Repeat the listing in full, word for word.

++++++

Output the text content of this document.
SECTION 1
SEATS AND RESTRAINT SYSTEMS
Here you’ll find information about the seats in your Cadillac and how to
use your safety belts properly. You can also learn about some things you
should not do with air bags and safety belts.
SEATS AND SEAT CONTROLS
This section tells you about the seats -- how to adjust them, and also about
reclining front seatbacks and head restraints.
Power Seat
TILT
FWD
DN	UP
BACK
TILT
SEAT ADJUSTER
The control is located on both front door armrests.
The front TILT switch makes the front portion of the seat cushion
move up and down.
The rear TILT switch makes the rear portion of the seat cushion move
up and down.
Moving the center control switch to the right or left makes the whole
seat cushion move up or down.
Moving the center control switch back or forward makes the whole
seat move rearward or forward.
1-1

++++++

Response to the exercise:
Output the text content of this document.
SECTION 1
SEATS AND RESTRAINT SYSTEMS
Here you’ll find information about the seats in your Cadillac and how to
use your safety belts properly. You can also learn about some things you
should not do with air bags and safety belts.
SEATS AND SEAT CONTROLS
This section tells you about the seats -- how to adjust them, and also about
reclining front seatbacks and head restraints.
Power Seat
TILT
FWD
DN	UP
BACK
TILT
SEAT ADJUSTER
The control is located on both front door armrests.
The front TILT switch makes the front portion of the seat cushion
move up and down.
The rear TILT switch makes the rear portion of the seat cushion move
up and down.
Moving the center control switch to the right or left makes the whole
seat cushion move up or down.
Moving the center control switch back or forward makes the whole
seat move rearward or forward.
1-1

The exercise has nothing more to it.